_Task:_
Retype all of the entries word for word.

--- START OF Records to use ---

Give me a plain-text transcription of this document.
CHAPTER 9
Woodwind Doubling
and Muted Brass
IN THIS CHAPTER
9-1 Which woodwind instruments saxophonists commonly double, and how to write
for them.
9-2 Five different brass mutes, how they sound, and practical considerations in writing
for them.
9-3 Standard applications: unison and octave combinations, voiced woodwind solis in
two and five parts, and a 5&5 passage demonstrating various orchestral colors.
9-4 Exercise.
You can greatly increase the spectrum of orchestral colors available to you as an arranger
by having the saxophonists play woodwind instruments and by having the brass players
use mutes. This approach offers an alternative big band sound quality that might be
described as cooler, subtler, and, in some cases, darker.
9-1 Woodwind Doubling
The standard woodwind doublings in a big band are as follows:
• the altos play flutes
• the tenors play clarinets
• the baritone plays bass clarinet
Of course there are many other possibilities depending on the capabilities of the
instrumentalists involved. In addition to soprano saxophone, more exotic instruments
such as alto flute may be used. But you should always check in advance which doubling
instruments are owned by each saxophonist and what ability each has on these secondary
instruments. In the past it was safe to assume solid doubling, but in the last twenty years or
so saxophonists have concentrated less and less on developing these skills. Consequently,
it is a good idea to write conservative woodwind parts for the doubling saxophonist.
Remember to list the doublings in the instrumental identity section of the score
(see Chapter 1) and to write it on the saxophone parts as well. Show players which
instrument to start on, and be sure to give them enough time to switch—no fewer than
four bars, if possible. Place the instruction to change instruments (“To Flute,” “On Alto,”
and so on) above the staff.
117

--- END OF Records to use ---

_The answer:_
Give me a plain-text transcription of this document.
CHAPTER 9
Woodwind Doubling
and Muted Brass
IN THIS CHAPTER
9-1 Which woodwind instruments saxophonists commonly double, and how to write
for them.
9-2 Five different brass mutes, how they sound, and practical considerations in writing
for them.
9-3 Standard applications: unison and octave combinations, voiced woodwind solis in
two and five parts, and a 5&5 passage demonstrating various orchestral colors.
9-4 Exercise.
You can greatly increase the spectrum of orchestral colors available to you as an arranger
by having the saxophonists play woodwind instruments and by having the brass players
use mutes. This approach offers an alternative big band sound quality that might be
described as cooler, subtler, and, in some cases, darker.
9-1 Woodwind Doubling
The standard woodwind doublings in a big band are as follows:
• the altos play flutes
• the tenors play clarinets
• the baritone plays bass clarinet
Of course there are many other possibilities depending on the capabilities of the
instrumentalists involved. In addition to soprano saxophone, more exotic instruments
such as alto flute may be used. But you should always check in advance which doubling
instruments are owned by each saxophonist and what ability each has on these secondary
instruments. In the past it was safe to assume solid doubling, but in the last twenty years or
so saxophonists have concentrated less and less on developing these skills. Consequently,
it is a good idea to write conservative woodwind parts for the doubling saxophonist.
Remember to list the doublings in the instrumental identity section of the score
(see Chapter 1) and to write it on the saxophone parts as well. Show players which
instrument to start on, and be sure to give them enough time to switch—no fewer than
four bars, if possible. Place the instruction to change instruments (“To Flute,” “On Alto,”
and so on) above the staff.
117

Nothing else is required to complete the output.